>> start
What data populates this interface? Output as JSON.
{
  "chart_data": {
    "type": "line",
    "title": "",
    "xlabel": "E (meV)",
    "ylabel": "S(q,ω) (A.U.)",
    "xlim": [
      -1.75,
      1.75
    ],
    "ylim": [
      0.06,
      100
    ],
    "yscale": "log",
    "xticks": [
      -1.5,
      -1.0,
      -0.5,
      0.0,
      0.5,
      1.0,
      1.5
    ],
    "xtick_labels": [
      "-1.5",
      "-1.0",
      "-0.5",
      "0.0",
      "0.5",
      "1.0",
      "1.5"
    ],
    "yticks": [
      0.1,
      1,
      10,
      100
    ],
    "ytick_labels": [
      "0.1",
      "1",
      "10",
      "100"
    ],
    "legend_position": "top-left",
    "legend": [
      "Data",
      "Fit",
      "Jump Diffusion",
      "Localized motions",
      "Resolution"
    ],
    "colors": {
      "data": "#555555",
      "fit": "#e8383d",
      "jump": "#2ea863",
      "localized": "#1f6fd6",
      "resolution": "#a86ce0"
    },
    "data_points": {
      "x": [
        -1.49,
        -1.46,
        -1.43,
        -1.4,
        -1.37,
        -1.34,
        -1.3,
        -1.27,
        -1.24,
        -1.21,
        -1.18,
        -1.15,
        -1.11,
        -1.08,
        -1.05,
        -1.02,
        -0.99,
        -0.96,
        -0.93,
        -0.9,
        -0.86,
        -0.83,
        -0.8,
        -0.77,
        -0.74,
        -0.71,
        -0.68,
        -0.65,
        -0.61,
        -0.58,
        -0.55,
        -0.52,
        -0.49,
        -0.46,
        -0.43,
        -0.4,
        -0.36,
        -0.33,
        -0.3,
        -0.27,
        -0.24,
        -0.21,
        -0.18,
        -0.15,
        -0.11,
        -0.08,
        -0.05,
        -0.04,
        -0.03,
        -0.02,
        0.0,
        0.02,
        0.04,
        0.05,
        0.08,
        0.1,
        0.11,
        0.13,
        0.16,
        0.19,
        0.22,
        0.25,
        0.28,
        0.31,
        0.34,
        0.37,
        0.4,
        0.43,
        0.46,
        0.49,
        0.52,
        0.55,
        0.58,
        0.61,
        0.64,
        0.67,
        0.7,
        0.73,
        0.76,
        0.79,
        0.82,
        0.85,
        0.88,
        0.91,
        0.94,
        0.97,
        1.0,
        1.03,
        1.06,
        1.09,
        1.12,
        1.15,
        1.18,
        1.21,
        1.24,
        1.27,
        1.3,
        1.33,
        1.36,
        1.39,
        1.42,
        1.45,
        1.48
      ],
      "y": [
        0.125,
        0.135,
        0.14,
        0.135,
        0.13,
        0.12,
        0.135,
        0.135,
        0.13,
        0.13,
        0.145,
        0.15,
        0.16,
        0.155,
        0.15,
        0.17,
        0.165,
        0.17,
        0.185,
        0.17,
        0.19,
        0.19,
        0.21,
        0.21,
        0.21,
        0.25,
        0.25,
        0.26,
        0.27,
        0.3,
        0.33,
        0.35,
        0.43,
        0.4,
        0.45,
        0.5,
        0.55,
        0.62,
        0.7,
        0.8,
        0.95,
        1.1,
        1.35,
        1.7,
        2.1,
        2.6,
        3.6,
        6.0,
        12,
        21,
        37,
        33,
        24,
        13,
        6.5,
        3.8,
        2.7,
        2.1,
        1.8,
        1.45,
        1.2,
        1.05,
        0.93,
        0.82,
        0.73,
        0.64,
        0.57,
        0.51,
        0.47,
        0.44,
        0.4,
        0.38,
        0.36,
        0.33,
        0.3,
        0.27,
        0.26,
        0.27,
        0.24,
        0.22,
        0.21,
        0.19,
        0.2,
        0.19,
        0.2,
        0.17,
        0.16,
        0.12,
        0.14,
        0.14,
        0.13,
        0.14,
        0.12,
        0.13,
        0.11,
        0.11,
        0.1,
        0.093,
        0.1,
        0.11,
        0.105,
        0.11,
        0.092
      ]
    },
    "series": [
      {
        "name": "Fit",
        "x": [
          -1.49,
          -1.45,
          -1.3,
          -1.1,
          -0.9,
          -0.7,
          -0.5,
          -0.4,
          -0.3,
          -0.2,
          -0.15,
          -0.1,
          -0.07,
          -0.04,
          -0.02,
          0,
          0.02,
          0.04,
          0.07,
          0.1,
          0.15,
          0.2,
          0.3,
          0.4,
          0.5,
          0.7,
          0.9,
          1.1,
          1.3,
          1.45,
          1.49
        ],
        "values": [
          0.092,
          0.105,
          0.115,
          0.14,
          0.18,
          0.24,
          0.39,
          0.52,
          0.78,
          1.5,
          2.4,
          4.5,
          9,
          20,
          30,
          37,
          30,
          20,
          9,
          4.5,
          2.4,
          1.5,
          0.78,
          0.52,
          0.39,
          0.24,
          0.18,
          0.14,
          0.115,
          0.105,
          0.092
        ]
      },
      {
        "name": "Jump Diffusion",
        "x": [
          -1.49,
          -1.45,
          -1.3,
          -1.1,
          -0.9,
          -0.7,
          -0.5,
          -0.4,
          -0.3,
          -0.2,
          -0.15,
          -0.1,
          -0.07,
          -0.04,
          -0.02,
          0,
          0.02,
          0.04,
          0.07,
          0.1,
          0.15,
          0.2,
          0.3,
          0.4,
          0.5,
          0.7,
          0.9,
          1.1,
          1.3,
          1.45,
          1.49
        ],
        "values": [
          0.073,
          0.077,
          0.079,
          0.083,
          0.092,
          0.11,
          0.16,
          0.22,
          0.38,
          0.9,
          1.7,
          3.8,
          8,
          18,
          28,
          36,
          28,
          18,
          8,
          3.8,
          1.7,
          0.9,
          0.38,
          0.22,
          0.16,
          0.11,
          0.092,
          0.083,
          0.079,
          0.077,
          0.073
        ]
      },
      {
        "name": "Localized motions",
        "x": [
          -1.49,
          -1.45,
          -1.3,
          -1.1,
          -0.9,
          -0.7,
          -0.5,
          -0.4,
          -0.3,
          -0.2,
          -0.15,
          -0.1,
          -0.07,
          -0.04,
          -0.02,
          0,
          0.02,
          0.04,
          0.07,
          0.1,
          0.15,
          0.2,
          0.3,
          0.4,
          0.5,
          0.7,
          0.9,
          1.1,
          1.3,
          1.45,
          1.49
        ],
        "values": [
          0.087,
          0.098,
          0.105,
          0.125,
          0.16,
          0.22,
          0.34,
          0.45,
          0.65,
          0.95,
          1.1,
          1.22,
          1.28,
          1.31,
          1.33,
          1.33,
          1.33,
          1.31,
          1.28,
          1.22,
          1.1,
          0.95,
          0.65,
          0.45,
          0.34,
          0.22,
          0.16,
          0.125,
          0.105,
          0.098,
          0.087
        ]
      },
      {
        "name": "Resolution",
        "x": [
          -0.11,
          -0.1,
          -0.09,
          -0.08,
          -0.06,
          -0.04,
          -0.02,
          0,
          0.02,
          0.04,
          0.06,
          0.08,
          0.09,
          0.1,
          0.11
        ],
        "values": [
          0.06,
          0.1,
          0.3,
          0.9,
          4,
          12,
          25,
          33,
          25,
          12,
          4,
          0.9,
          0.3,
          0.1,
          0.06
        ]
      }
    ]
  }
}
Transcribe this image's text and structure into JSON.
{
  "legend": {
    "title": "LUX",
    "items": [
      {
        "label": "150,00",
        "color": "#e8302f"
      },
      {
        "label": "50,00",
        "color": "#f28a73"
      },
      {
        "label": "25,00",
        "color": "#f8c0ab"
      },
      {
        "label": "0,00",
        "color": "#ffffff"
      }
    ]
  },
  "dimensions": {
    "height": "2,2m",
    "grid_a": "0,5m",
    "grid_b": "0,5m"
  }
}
>> end
Your objective ▸
Look above for the line containing "Transcribe this image's"; copy from it through the last line, exactly, and nothing more.

Result for this exercise ▸
Transcribe this image's text and structure into JSON.
{
  "legend": {
    "title": "LUX",
    "items": [
      {
        "label": "150,00",
        "color": "#e8302f"
      },
      {
        "label": "50,00",
        "color": "#f28a73"
      },
      {
        "label": "25,00",
        "color": "#f8c0ab"
      },
      {
        "label": "0,00",
        "color": "#ffffff"
      }
    ]
  },
  "dimensions": {
    "height": "2,2m",
    "grid_a": "0,5m",
    "grid_b": "0,5m"
  }
}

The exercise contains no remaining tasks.